### [SHORT PROBLEM]
Go through the data below and gather each line containing "Sleeve".

### [RECORDED INFORMATION]

..............................

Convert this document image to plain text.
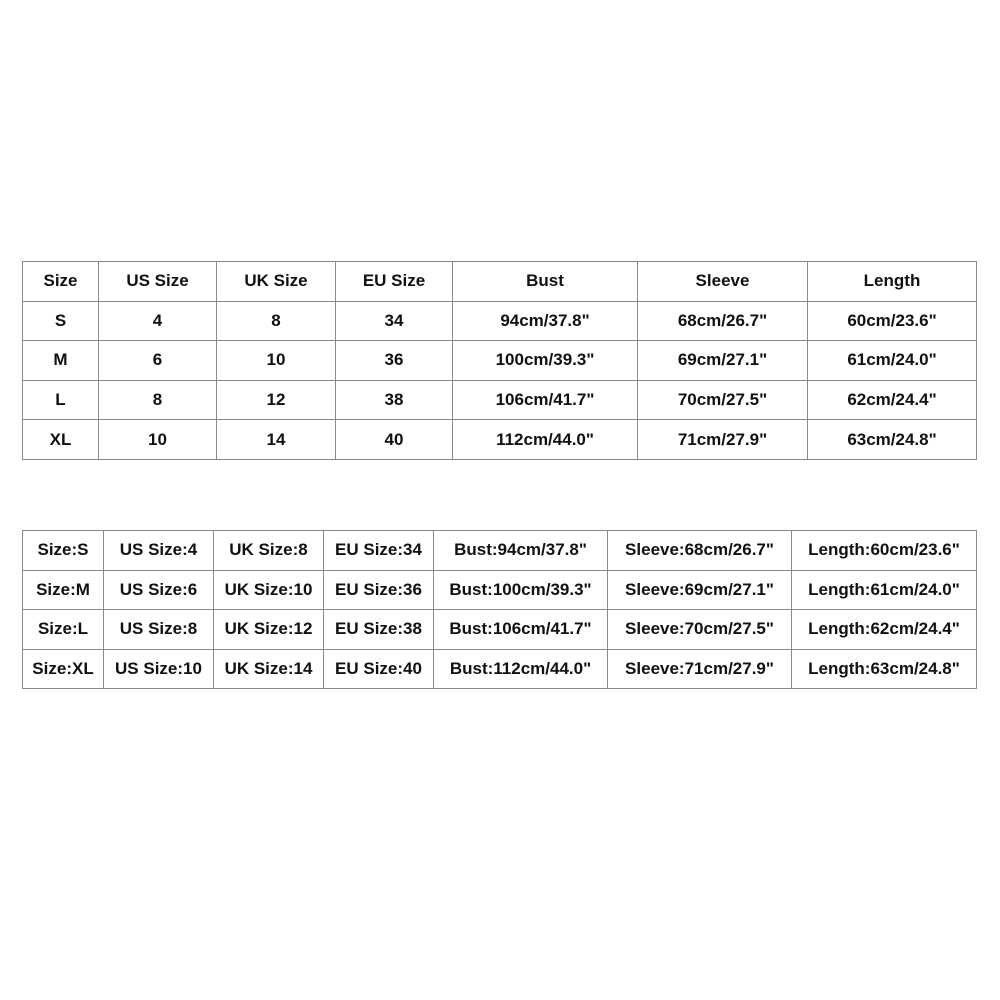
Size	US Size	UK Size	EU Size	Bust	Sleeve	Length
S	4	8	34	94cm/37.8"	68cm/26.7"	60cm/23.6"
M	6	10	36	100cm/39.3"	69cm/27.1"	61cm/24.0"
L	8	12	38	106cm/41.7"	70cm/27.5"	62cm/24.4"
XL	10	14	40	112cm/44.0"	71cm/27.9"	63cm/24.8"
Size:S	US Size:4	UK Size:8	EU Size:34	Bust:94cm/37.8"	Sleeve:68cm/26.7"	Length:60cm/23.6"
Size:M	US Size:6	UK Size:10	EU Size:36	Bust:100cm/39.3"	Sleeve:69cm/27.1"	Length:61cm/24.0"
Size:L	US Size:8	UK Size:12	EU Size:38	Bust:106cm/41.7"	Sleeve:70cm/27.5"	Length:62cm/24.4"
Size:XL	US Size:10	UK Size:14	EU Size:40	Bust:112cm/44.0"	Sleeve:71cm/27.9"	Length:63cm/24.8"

..............................

### [COMPLETE ANSWER]
Size	US Size	UK Size	EU Size	Bust	Sleeve	Length
Size:S	US Size:4	UK Size:8	EU Size:34	Bust:94cm/37.8"	Sleeve:68cm/26.7"	Length:60cm/23.6"
Size:M	US Size:6	UK Size:10	EU Size:36	Bust:100cm/39.3"	Sleeve:69cm/27.1"	Length:61cm/24.0"
Size:L	US Size:8	UK Size:12	EU Size:38	Bust:106cm/41.7"	Sleeve:70cm/27.5"	Length:62cm/24.4"
Size:XL	US Size:10	UK Size:14	EU Size:40	Bust:112cm/44.0"	Sleeve:71cm/27.9"	Length:63cm/24.8"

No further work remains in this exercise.